Problem description - Skip the pictures. Reproduce all other material exactly.

Material supplied -
----

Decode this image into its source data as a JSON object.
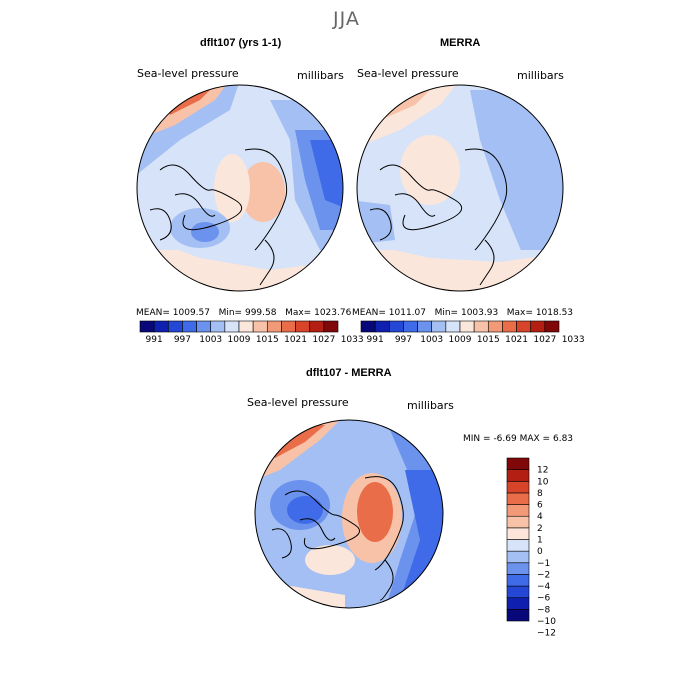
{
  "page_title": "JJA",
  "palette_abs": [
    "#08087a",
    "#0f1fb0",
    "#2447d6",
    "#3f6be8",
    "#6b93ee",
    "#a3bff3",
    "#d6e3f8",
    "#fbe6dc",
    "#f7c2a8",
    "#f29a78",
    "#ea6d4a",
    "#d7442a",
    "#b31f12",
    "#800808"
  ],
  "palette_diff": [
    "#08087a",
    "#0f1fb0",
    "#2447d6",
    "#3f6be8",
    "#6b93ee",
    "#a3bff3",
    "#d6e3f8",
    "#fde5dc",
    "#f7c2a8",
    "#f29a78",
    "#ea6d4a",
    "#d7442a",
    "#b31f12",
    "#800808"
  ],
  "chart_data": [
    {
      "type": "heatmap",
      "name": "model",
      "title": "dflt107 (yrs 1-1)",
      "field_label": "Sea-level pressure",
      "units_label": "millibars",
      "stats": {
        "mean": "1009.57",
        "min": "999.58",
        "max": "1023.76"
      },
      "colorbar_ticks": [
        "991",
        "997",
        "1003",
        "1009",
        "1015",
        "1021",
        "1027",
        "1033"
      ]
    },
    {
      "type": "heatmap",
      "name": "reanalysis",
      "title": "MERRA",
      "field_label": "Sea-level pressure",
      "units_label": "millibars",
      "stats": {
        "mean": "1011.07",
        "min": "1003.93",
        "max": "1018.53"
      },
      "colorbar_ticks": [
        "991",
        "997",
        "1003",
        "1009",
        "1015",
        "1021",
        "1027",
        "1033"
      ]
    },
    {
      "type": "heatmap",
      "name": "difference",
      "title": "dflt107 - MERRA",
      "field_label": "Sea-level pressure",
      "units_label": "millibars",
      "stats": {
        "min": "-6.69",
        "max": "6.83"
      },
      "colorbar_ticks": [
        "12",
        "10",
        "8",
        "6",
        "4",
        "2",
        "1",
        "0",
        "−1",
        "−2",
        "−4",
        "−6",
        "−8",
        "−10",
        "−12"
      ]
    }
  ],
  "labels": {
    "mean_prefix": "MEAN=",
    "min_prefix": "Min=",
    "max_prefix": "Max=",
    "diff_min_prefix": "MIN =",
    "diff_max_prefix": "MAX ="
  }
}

----

Full solution -
Decode this image into its source data as a JSON object.
{
  "page_title": "JJA",
  "palette_abs": [
    "#08087a",
    "#0f1fb0",
    "#2447d6",
    "#3f6be8",
    "#6b93ee",
    "#a3bff3",
    "#d6e3f8",
    "#fbe6dc",
    "#f7c2a8",
    "#f29a78",
    "#ea6d4a",
    "#d7442a",
    "#b31f12",
    "#800808"
  ],
  "palette_diff": [
    "#08087a",
    "#0f1fb0",
    "#2447d6",
    "#3f6be8",
    "#6b93ee",
    "#a3bff3",
    "#d6e3f8",
    "#fde5dc",
    "#f7c2a8",
    "#f29a78",
    "#ea6d4a",
    "#d7442a",
    "#b31f12",
    "#800808"
  ],
  "chart_data": [
    {
      "type": "heatmap",
      "name": "model",
      "title": "dflt107 (yrs 1-1)",
      "field_label": "Sea-level pressure",
      "units_label": "millibars",
      "stats": {
        "mean": "1009.57",
        "min": "999.58",
        "max": "1023.76"
      },
      "colorbar_ticks": [
        "991",
        "997",
        "1003",
        "1009",
        "1015",
        "1021",
        "1027",
        "1033"
      ]
    },
    {
      "type": "heatmap",
      "name": "reanalysis",
      "title": "MERRA",
      "field_label": "Sea-level pressure",
      "units_label": "millibars",
      "stats": {
        "mean": "1011.07",
        "min": "1003.93",
        "max": "1018.53"
      },
      "colorbar_ticks": [
        "991",
        "997",
        "1003",
        "1009",
        "1015",
        "1021",
        "1027",
        "1033"
      ]
    },
    {
      "type": "heatmap",
      "name": "difference",
      "title": "dflt107 - MERRA",
      "field_label": "Sea-level pressure",
      "units_label": "millibars",
      "stats": {
        "min": "-6.69",
        "max": "6.83"
      },
      "colorbar_ticks": [
        "12",
        "10",
        "8",
        "6",
        "4",
        "2",
        "1",
        "0",
        "−1",
        "−2",
        "−4",
        "−6",
        "−8",
        "−10",
        "−12"
      ]
    }
  ],
  "labels": {
    "mean_prefix": "MEAN=",
    "min_prefix": "Min=",
    "max_prefix": "Max=",
    "diff_min_prefix": "MIN =",
    "diff_max_prefix": "MAX ="
  }
}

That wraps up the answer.